[Lines of data]
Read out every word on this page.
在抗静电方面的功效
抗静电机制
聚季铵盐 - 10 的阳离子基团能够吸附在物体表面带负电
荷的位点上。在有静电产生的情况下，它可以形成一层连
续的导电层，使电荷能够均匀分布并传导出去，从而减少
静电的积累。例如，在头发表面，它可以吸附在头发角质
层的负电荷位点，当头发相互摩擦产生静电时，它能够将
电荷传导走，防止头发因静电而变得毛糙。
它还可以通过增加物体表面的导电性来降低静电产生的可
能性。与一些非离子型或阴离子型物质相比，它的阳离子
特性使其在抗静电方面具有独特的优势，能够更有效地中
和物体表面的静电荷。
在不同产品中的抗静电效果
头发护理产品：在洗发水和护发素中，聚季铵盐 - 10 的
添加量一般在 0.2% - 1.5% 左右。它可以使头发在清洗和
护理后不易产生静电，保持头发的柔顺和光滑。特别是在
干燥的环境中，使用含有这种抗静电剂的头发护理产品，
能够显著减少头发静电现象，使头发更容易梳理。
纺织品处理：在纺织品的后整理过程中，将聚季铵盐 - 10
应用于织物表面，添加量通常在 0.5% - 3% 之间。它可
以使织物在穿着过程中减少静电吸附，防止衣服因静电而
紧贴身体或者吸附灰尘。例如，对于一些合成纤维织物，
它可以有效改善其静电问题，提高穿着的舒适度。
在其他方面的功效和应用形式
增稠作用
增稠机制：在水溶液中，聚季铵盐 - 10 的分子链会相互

EXERCISE REQUIREMENTS: Print the material above once more, exactly.

WRITTEN REPLY:
Read out every word on this page.
在抗静电方面的功效
抗静电机制
聚季铵盐 - 10 的阳离子基团能够吸附在物体表面带负电
荷的位点上。在有静电产生的情况下，它可以形成一层连
续的导电层，使电荷能够均匀分布并传导出去，从而减少
静电的积累。例如，在头发表面，它可以吸附在头发角质
层的负电荷位点，当头发相互摩擦产生静电时，它能够将
电荷传导走，防止头发因静电而变得毛糙。
它还可以通过增加物体表面的导电性来降低静电产生的可
能性。与一些非离子型或阴离子型物质相比，它的阳离子
特性使其在抗静电方面具有独特的优势，能够更有效地中
和物体表面的静电荷。
在不同产品中的抗静电效果
头发护理产品：在洗发水和护发素中，聚季铵盐 - 10 的
添加量一般在 0.2% - 1.5% 左右。它可以使头发在清洗和
护理后不易产生静电，保持头发的柔顺和光滑。特别是在
干燥的环境中，使用含有这种抗静电剂的头发护理产品，
能够显著减少头发静电现象，使头发更容易梳理。
纺织品处理：在纺织品的后整理过程中，将聚季铵盐 - 10
应用于织物表面，添加量通常在 0.5% - 3% 之间。它可
以使织物在穿着过程中减少静电吸附，防止衣服因静电而
紧贴身体或者吸附灰尘。例如，对于一些合成纤维织物，
它可以有效改善其静电问题，提高穿着的舒适度。
在其他方面的功效和应用形式
增稠作用
增稠机制：在水溶液中，聚季铵盐 - 10 的分子链会相互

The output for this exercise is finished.